● The exercise: Copy every line that mentions the word "towns".

>> start Supplied records

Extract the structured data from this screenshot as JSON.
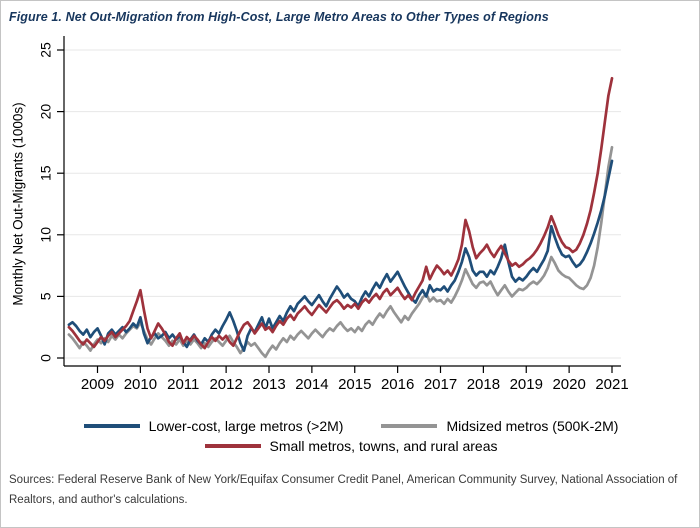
{
  "figure": {
    "title": "Figure 1. Net Out-Migration from High-Cost, Large Metro Areas to Other Types of Regions",
    "sources": "Sources: Federal Reserve Bank of New York/Equifax Consumer Credit Panel, American Community Survey, National Association of Realtors, and author's calculations."
  },
  "legend": {
    "items": [
      {
        "label": "Lower-cost, large metros (>2M)",
        "color": "#1f4e79"
      },
      {
        "label": "Midsized metros (500K-2M)",
        "color": "#949494"
      },
      {
        "label": "Small metros, towns, and rural areas",
        "color": "#9e323c"
      }
    ]
  },
  "chart_data": {
    "type": "line",
    "title": "Figure 1. Net Out-Migration from High-Cost, Large Metro Areas to Other Types of Regions",
    "xlabel": "",
    "ylabel": "Monthly Net Out-Migrants (1000s)",
    "ylim": [
      0,
      25
    ],
    "yticks": [
      0,
      5,
      10,
      15,
      20,
      25
    ],
    "xtick_labels": [
      "2009",
      "2010",
      "2011",
      "2012",
      "2013",
      "2014",
      "2015",
      "2016",
      "2017",
      "2018",
      "2019",
      "2020",
      "2021"
    ],
    "frequency": "monthly",
    "x_start": "2008-05",
    "x_end": "2021-01",
    "grid": "horizontal",
    "legend_position": "bottom",
    "axis_color": "#000000",
    "grid_color": "#e7e7e7",
    "series": [
      {
        "name": "Midsized metros (500K-2M)",
        "color": "#949494",
        "values": [
          1.9,
          1.6,
          1.2,
          0.8,
          1.3,
          1.0,
          0.6,
          1.1,
          1.5,
          1.2,
          1.6,
          1.3,
          1.8,
          1.5,
          1.9,
          1.6,
          2.0,
          2.3,
          2.6,
          2.4,
          2.9,
          2.2,
          1.5,
          1.1,
          1.6,
          2.0,
          1.7,
          1.4,
          1.0,
          1.4,
          1.1,
          1.5,
          1.0,
          1.4,
          1.1,
          1.5,
          1.2,
          0.8,
          1.2,
          0.9,
          1.3,
          1.6,
          1.3,
          1.0,
          1.4,
          1.8,
          1.3,
          0.9,
          0.4,
          0.8,
          1.3,
          1.0,
          1.2,
          0.8,
          0.4,
          0.1,
          0.6,
          1.0,
          0.7,
          1.2,
          1.6,
          1.3,
          1.8,
          1.5,
          1.9,
          2.2,
          1.9,
          1.6,
          2.0,
          2.3,
          2.0,
          1.7,
          2.1,
          2.4,
          2.2,
          2.6,
          2.9,
          2.5,
          2.2,
          2.4,
          2.1,
          2.5,
          2.2,
          2.7,
          3.0,
          2.7,
          3.2,
          3.6,
          3.3,
          3.8,
          4.2,
          3.7,
          3.3,
          2.9,
          3.4,
          3.1,
          3.6,
          4.0,
          4.4,
          4.9,
          5.2,
          4.6,
          4.9,
          4.6,
          4.7,
          4.4,
          4.8,
          4.5,
          5.0,
          5.6,
          6.3,
          7.2,
          6.6,
          6.0,
          5.7,
          6.1,
          6.2,
          5.9,
          6.2,
          5.6,
          5.1,
          5.5,
          5.9,
          5.4,
          5.0,
          5.3,
          5.6,
          5.5,
          5.7,
          6.0,
          6.2,
          6.0,
          6.3,
          6.7,
          7.3,
          8.2,
          7.7,
          7.1,
          6.8,
          6.6,
          6.5,
          6.2,
          5.9,
          5.7,
          5.6,
          5.9,
          6.5,
          7.5,
          9.0,
          11.0,
          13.3,
          15.5,
          17.1
        ]
      },
      {
        "name": "Lower-cost, large metros (>2M)",
        "color": "#1f4e79",
        "values": [
          2.7,
          2.9,
          2.6,
          2.2,
          1.9,
          2.3,
          1.7,
          2.1,
          2.4,
          1.8,
          1.1,
          2.0,
          2.3,
          1.9,
          2.2,
          2.5,
          2.1,
          2.4,
          2.8,
          2.5,
          3.3,
          2.0,
          1.2,
          1.7,
          2.0,
          1.6,
          1.8,
          2.1,
          1.6,
          1.9,
          1.5,
          1.8,
          1.3,
          0.9,
          1.5,
          1.9,
          1.4,
          1.1,
          1.6,
          1.3,
          1.9,
          2.3,
          2.0,
          2.6,
          3.1,
          3.7,
          3.0,
          2.2,
          1.2,
          0.6,
          1.8,
          2.4,
          2.1,
          2.7,
          3.3,
          2.4,
          3.2,
          2.4,
          2.9,
          3.4,
          3.0,
          3.7,
          4.2,
          3.8,
          4.4,
          4.7,
          5.0,
          4.6,
          4.3,
          4.7,
          5.1,
          4.6,
          4.2,
          4.8,
          5.3,
          5.8,
          5.4,
          4.9,
          5.2,
          4.8,
          4.6,
          4.2,
          4.9,
          5.4,
          5.0,
          5.6,
          6.1,
          5.7,
          6.3,
          6.8,
          6.2,
          6.6,
          7.0,
          6.4,
          5.8,
          5.3,
          4.8,
          4.5,
          5.1,
          5.5,
          5.0,
          5.9,
          5.4,
          5.6,
          5.5,
          5.8,
          5.4,
          5.9,
          6.3,
          7.0,
          7.8,
          8.9,
          8.2,
          7.1,
          6.7,
          7.0,
          7.0,
          6.6,
          7.1,
          6.8,
          7.4,
          8.1,
          9.2,
          7.8,
          6.6,
          6.2,
          6.5,
          6.3,
          6.6,
          7.0,
          7.3,
          7.0,
          7.5,
          8.0,
          8.7,
          10.7,
          9.8,
          9.0,
          8.4,
          8.2,
          8.3,
          7.8,
          7.4,
          7.6,
          8.0,
          8.6,
          9.3,
          10.1,
          11.0,
          12.0,
          13.2,
          14.6,
          16.0
        ]
      },
      {
        "name": "Small metros, towns, and rural areas",
        "color": "#9e323c",
        "values": [
          2.5,
          2.2,
          1.8,
          1.4,
          1.1,
          1.5,
          1.2,
          0.9,
          1.3,
          1.7,
          1.4,
          1.8,
          2.1,
          1.7,
          2.0,
          2.3,
          2.6,
          3.0,
          3.8,
          4.6,
          5.5,
          3.9,
          2.4,
          1.6,
          2.2,
          2.8,
          2.4,
          1.9,
          1.3,
          1.0,
          1.6,
          2.0,
          1.2,
          1.7,
          1.4,
          1.8,
          1.5,
          1.1,
          0.8,
          1.3,
          1.7,
          1.4,
          1.8,
          1.5,
          1.8,
          1.3,
          1.0,
          1.6,
          2.2,
          2.7,
          2.9,
          2.5,
          2.0,
          2.4,
          2.8,
          2.3,
          2.5,
          2.1,
          2.6,
          3.0,
          2.7,
          3.2,
          3.5,
          3.1,
          3.6,
          3.9,
          4.2,
          3.8,
          3.5,
          3.9,
          4.3,
          4.0,
          3.7,
          4.1,
          4.5,
          4.7,
          4.4,
          4.0,
          4.3,
          4.1,
          4.4,
          4.0,
          4.5,
          4.8,
          4.5,
          4.9,
          5.2,
          4.8,
          5.3,
          5.6,
          5.1,
          5.4,
          5.7,
          5.2,
          4.8,
          5.1,
          4.7,
          5.3,
          5.8,
          6.3,
          7.4,
          6.4,
          7.0,
          7.5,
          7.2,
          6.8,
          7.1,
          6.7,
          7.3,
          8.0,
          9.2,
          11.2,
          10.3,
          9.0,
          8.1,
          8.5,
          8.8,
          9.2,
          8.6,
          8.2,
          8.7,
          9.1,
          8.5,
          7.9,
          7.5,
          7.7,
          7.4,
          7.6,
          7.9,
          8.1,
          8.4,
          8.8,
          9.3,
          9.9,
          10.6,
          11.5,
          10.8,
          10.0,
          9.4,
          9.0,
          8.9,
          8.6,
          8.8,
          9.3,
          10.0,
          10.9,
          12.0,
          13.4,
          15.0,
          17.0,
          19.2,
          21.3,
          22.7
        ]
      }
    ]
  }
}
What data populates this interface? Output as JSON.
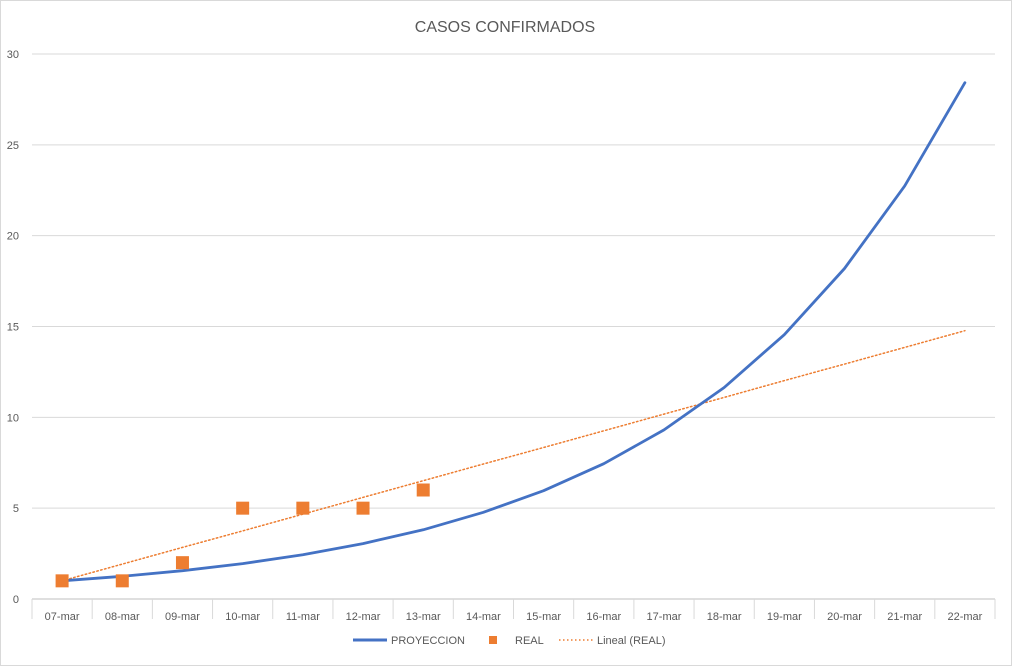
{
  "chart_data": {
    "type": "line",
    "title": "CASOS CONFIRMADOS",
    "xlabel": "",
    "ylabel": "",
    "categories": [
      "07-mar",
      "08-mar",
      "09-mar",
      "10-mar",
      "11-mar",
      "12-mar",
      "13-mar",
      "14-mar",
      "15-mar",
      "16-mar",
      "17-mar",
      "18-mar",
      "19-mar",
      "20-mar",
      "21-mar",
      "22-mar"
    ],
    "ylim": [
      0,
      30
    ],
    "yticks": [
      "0",
      "5",
      "10",
      "15",
      "20",
      "25",
      "30"
    ],
    "grid": true,
    "legend_position": "bottom",
    "series": [
      {
        "name": "PROYECCION",
        "kind": "line",
        "color": "#4472c4",
        "values": [
          1.0,
          1.25,
          1.56,
          1.95,
          2.44,
          3.05,
          3.81,
          4.77,
          5.96,
          7.45,
          9.31,
          11.64,
          14.55,
          18.19,
          22.74,
          28.42
        ]
      },
      {
        "name": "REAL",
        "kind": "marker",
        "color": "#ed7d31",
        "values": [
          1,
          1,
          2,
          5,
          5,
          5,
          6,
          null,
          null,
          null,
          null,
          null,
          null,
          null,
          null,
          null
        ]
      },
      {
        "name": "Lineal (REAL)",
        "kind": "trendline",
        "color": "#ed7d31",
        "values": [
          1.0,
          1.92,
          2.84,
          3.75,
          4.67,
          5.59,
          6.51,
          7.43,
          8.34,
          9.26,
          10.18,
          11.1,
          12.02,
          12.93,
          13.85,
          14.77
        ]
      }
    ]
  }
}
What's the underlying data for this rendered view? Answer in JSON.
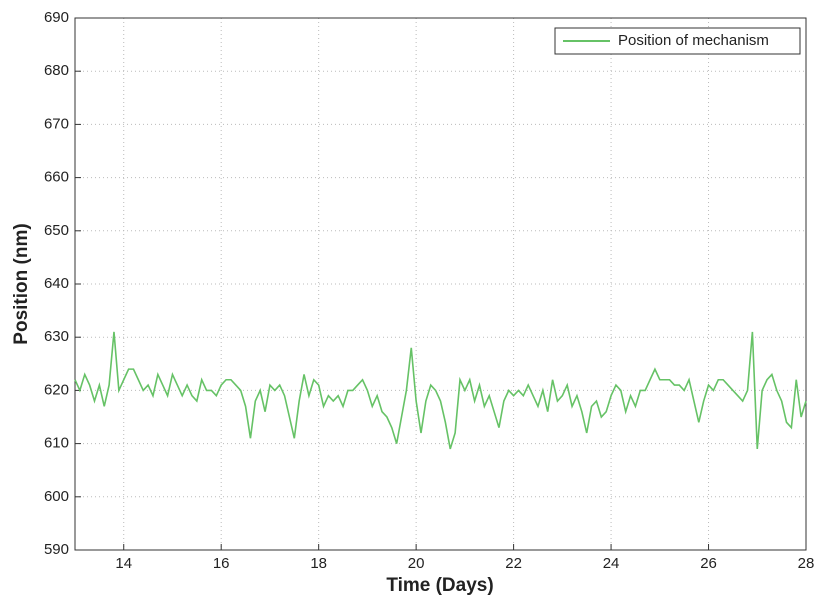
{
  "chart_data": {
    "type": "line",
    "xlabel": "Time (Days)",
    "ylabel": "Position (nm)",
    "x": [
      13.0,
      13.1,
      13.2,
      13.3,
      13.4,
      13.5,
      13.6,
      13.7,
      13.8,
      13.9,
      14.0,
      14.1,
      14.2,
      14.3,
      14.4,
      14.5,
      14.6,
      14.7,
      14.8,
      14.9,
      15.0,
      15.1,
      15.2,
      15.3,
      15.4,
      15.5,
      15.6,
      15.7,
      15.8,
      15.9,
      16.0,
      16.1,
      16.2,
      16.3,
      16.4,
      16.5,
      16.6,
      16.7,
      16.8,
      16.9,
      17.0,
      17.1,
      17.2,
      17.3,
      17.4,
      17.5,
      17.6,
      17.7,
      17.8,
      17.9,
      18.0,
      18.1,
      18.2,
      18.3,
      18.4,
      18.5,
      18.6,
      18.7,
      18.8,
      18.9,
      19.0,
      19.1,
      19.2,
      19.3,
      19.4,
      19.5,
      19.6,
      19.7,
      19.8,
      19.9,
      20.0,
      20.1,
      20.2,
      20.3,
      20.4,
      20.5,
      20.6,
      20.7,
      20.8,
      20.9,
      21.0,
      21.1,
      21.2,
      21.3,
      21.4,
      21.5,
      21.6,
      21.7,
      21.8,
      21.9,
      22.0,
      22.1,
      22.2,
      22.3,
      22.4,
      22.5,
      22.6,
      22.7,
      22.8,
      22.9,
      23.0,
      23.1,
      23.2,
      23.3,
      23.4,
      23.5,
      23.6,
      23.7,
      23.8,
      23.9,
      24.0,
      24.1,
      24.2,
      24.3,
      24.4,
      24.5,
      24.6,
      24.7,
      24.8,
      24.9,
      25.0,
      25.1,
      25.2,
      25.3,
      25.4,
      25.5,
      25.6,
      25.7,
      25.8,
      25.9,
      26.0,
      26.1,
      26.2,
      26.3,
      26.4,
      26.5,
      26.6,
      26.7,
      26.8,
      26.9,
      27.0,
      27.1,
      27.2,
      27.3,
      27.4,
      27.5,
      27.6,
      27.7,
      27.8,
      27.9,
      28.0
    ],
    "series": [
      {
        "name": "Position of mechanism",
        "color": "#66c266",
        "values": [
          622,
          620,
          623,
          621,
          618,
          621,
          617,
          621,
          631,
          620,
          622,
          624,
          624,
          622,
          620,
          621,
          619,
          623,
          621,
          619,
          623,
          621,
          619,
          621,
          619,
          618,
          622,
          620,
          620,
          619,
          621,
          622,
          622,
          621,
          620,
          617,
          611,
          618,
          620,
          616,
          621,
          620,
          621,
          619,
          615,
          611,
          618,
          623,
          619,
          622,
          621,
          617,
          619,
          618,
          619,
          617,
          620,
          620,
          621,
          622,
          620,
          617,
          619,
          616,
          615,
          613,
          610,
          615,
          620,
          628,
          618,
          612,
          618,
          621,
          620,
          618,
          614,
          609,
          612,
          622,
          620,
          622,
          618,
          621,
          617,
          619,
          616,
          613,
          618,
          620,
          619,
          620,
          619,
          621,
          619,
          617,
          620,
          616,
          622,
          618,
          619,
          621,
          617,
          619,
          616,
          612,
          617,
          618,
          615,
          616,
          619,
          621,
          620,
          616,
          619,
          617,
          620,
          620,
          622,
          624,
          622,
          622,
          622,
          621,
          621,
          620,
          622,
          618,
          614,
          618,
          621,
          620,
          622,
          622,
          621,
          620,
          619,
          618,
          620,
          631,
          609,
          620,
          622,
          623,
          620,
          618,
          614,
          613,
          622,
          615,
          618
        ]
      }
    ],
    "xlim": [
      13,
      28
    ],
    "xticks": [
      14,
      16,
      18,
      20,
      22,
      24,
      26,
      28
    ],
    "ylim": [
      590,
      690
    ],
    "yticks": [
      590,
      600,
      610,
      620,
      630,
      640,
      650,
      660,
      670,
      680,
      690
    ],
    "grid": true,
    "legend": "upper right"
  }
}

>> end Supplied records

● Written solution:
        "label": "Small metros, towns, and rural areas",
        "name": "Small metros, towns, and rural areas",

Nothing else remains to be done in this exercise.